[Part of a data file]
* * * * * * * * *

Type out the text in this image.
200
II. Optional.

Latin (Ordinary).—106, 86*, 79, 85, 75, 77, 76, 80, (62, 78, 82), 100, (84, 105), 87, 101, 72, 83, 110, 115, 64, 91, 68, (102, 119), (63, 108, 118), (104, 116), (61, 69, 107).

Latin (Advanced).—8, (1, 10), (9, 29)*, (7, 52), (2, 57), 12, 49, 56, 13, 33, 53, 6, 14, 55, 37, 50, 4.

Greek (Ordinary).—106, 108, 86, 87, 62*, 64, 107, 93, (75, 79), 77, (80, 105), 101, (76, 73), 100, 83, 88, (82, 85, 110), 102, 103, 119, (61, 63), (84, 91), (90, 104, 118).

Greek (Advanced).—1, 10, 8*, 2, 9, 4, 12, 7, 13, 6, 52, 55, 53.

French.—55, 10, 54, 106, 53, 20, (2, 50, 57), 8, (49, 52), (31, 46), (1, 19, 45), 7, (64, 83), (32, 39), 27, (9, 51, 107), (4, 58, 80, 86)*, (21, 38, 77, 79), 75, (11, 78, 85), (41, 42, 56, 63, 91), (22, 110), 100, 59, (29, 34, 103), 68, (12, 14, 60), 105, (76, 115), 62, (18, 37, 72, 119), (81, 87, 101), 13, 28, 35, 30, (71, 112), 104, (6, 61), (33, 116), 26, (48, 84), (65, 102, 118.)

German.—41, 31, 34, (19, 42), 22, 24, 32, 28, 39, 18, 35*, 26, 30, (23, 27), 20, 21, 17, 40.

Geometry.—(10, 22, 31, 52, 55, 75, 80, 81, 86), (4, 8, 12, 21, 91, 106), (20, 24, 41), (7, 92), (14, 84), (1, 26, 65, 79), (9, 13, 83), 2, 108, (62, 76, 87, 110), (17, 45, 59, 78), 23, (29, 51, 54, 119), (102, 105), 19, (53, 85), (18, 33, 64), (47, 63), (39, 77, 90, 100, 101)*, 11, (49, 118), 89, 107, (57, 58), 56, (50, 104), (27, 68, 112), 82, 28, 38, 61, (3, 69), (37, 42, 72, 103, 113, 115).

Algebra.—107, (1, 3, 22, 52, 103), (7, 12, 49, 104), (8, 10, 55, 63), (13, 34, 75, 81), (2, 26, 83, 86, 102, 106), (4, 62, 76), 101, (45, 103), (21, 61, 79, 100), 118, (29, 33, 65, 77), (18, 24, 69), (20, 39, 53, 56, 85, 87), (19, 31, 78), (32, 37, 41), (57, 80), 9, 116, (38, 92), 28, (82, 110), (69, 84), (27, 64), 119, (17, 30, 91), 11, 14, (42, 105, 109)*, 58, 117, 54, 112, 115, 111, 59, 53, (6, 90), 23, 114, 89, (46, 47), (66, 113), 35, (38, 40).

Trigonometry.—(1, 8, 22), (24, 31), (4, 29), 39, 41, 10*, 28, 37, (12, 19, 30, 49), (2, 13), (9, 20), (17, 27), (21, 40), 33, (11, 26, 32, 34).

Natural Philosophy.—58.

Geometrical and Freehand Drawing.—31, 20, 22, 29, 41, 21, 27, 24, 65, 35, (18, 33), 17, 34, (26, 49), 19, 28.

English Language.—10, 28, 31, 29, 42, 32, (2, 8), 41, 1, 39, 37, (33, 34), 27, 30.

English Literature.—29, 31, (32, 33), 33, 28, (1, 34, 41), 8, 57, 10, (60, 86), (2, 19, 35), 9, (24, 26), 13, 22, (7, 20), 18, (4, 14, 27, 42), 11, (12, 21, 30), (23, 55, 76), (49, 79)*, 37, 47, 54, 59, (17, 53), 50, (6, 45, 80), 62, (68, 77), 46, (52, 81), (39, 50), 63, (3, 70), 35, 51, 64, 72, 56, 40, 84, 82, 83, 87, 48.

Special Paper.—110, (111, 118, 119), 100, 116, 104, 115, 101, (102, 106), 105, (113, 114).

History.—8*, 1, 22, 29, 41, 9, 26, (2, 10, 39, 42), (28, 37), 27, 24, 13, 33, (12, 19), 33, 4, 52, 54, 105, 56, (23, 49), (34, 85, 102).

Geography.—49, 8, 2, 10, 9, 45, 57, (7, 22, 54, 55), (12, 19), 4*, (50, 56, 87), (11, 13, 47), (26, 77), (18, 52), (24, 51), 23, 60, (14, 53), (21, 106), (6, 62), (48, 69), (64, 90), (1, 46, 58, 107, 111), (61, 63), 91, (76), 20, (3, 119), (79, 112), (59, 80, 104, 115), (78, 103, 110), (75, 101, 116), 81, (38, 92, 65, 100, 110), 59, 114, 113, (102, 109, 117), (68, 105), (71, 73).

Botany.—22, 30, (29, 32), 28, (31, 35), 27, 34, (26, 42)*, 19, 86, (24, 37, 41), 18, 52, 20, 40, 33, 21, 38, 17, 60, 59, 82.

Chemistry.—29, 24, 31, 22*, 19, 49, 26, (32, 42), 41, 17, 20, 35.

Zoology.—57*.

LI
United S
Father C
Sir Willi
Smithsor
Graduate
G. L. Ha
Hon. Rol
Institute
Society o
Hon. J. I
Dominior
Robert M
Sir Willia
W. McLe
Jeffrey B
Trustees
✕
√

* * * * * * * * *

**WHAT IS BEING ASKED**
Copy each entry exactly, with nothing added or dropped.

**RESULT**
Type out the text in this image.
200
II. Optional.

Latin (Ordinary).—106, 86*, 79, 85, 75, 77, 76, 80, (62, 78, 82), 100, (84, 105), 87, 101, 72, 83, 110, 115, 64, 91, 68, (102, 119), (63, 108, 118), (104, 116), (61, 69, 107).

Latin (Advanced).—8, (1, 10), (9, 29)*, (7, 52), (2, 57), 12, 49, 56, 13, 33, 53, 6, 14, 55, 37, 50, 4.

Greek (Ordinary).—106, 108, 86, 87, 62*, 64, 107, 93, (75, 79), 77, (80, 105), 101, (76, 73), 100, 83, 88, (82, 85, 110), 102, 103, 119, (61, 63), (84, 91), (90, 104, 118).

Greek (Advanced).—1, 10, 8*, 2, 9, 4, 12, 7, 13, 6, 52, 55, 53.

French.—55, 10, 54, 106, 53, 20, (2, 50, 57), 8, (49, 52), (31, 46), (1, 19, 45), 7, (64, 83), (32, 39), 27, (9, 51, 107), (4, 58, 80, 86)*, (21, 38, 77, 79), 75, (11, 78, 85), (41, 42, 56, 63, 91), (22, 110), 100, 59, (29, 34, 103), 68, (12, 14, 60), 105, (76, 115), 62, (18, 37, 72, 119), (81, 87, 101), 13, 28, 35, 30, (71, 112), 104, (6, 61), (33, 116), 26, (48, 84), (65, 102, 118.)

German.—41, 31, 34, (19, 42), 22, 24, 32, 28, 39, 18, 35*, 26, 30, (23, 27), 20, 21, 17, 40.

Geometry.—(10, 22, 31, 52, 55, 75, 80, 81, 86), (4, 8, 12, 21, 91, 106), (20, 24, 41), (7, 92), (14, 84), (1, 26, 65, 79), (9, 13, 83), 2, 108, (62, 76, 87, 110), (17, 45, 59, 78), 23, (29, 51, 54, 119), (102, 105), 19, (53, 85), (18, 33, 64), (47, 63), (39, 77, 90, 100, 101)*, 11, (49, 118), 89, 107, (57, 58), 56, (50, 104), (27, 68, 112), 82, 28, 38, 61, (3, 69), (37, 42, 72, 103, 113, 115).

Algebra.—107, (1, 3, 22, 52, 103), (7, 12, 49, 104), (8, 10, 55, 63), (13, 34, 75, 81), (2, 26, 83, 86, 102, 106), (4, 62, 76), 101, (45, 103), (21, 61, 79, 100), 118, (29, 33, 65, 77), (18, 24, 69), (20, 39, 53, 56, 85, 87), (19, 31, 78), (32, 37, 41), (57, 80), 9, 116, (38, 92), 28, (82, 110), (69, 84), (27, 64), 119, (17, 30, 91), 11, 14, (42, 105, 109)*, 58, 117, 54, 112, 115, 111, 59, 53, (6, 90), 23, 114, 89, (46, 47), (66, 113), 35, (38, 40).

Trigonometry.—(1, 8, 22), (24, 31), (4, 29), 39, 41, 10*, 28, 37, (12, 19, 30, 49), (2, 13), (9, 20), (17, 27), (21, 40), 33, (11, 26, 32, 34).

Natural Philosophy.—58.

Geometrical and Freehand Drawing.—31, 20, 22, 29, 41, 21, 27, 24, 65, 35, (18, 33), 17, 34, (26, 49), 19, 28.

English Language.—10, 28, 31, 29, 42, 32, (2, 8), 41, 1, 39, 37, (33, 34), 27, 30.

English Literature.—29, 31, (32, 33), 33, 28, (1, 34, 41), 8, 57, 10, (60, 86), (2, 19, 35), 9, (24, 26), 13, 22, (7, 20), 18, (4, 14, 27, 42), 11, (12, 21, 30), (23, 55, 76), (49, 79)*, 37, 47, 54, 59, (17, 53), 50, (6, 45, 80), 62, (68, 77), 46, (52, 81), (39, 50), 63, (3, 70), 35, 51, 64, 72, 56, 40, 84, 82, 83, 87, 48.

Special Paper.—110, (111, 118, 119), 100, 116, 104, 115, 101, (102, 106), 105, (113, 114).

History.—8*, 1, 22, 29, 41, 9, 26, (2, 10, 39, 42), (28, 37), 27, 24, 13, 33, (12, 19), 33, 4, 52, 54, 105, 56, (23, 49), (34, 85, 102).

Geography.—49, 8, 2, 10, 9, 45, 57, (7, 22, 54, 55), (12, 19), 4*, (50, 56, 87), (11, 13, 47), (26, 77), (18, 52), (24, 51), 23, 60, (14, 53), (21, 106), (6, 62), (48, 69), (64, 90), (1, 46, 58, 107, 111), (61, 63), 91, (76), 20, (3, 119), (79, 112), (59, 80, 104, 115), (78, 103, 110), (75, 101, 116), 81, (38, 92, 65, 100, 110), 59, 114, 113, (102, 109, 117), (68, 105), (71, 73).

Botany.—22, 30, (29, 32), 28, (31, 35), 27, 34, (26, 42)*, 19, 86, (24, 37, 41), 18, 52, 20, 40, 33, 21, 38, 17, 60, 59, 82.

Chemistry.—29, 24, 31, 22*, 19, 49, 26, (32, 42), 41, 17, 20, 35.

Zoology.—57*.

LI
United S
Father C
Sir Willi
Smithsor
Graduate
G. L. Ha
Hon. Rol
Institute
Society o
Hon. J. I
Dominior
Robert M
Sir Willia
W. McLe
Jeffrey B
Trustees
✕
√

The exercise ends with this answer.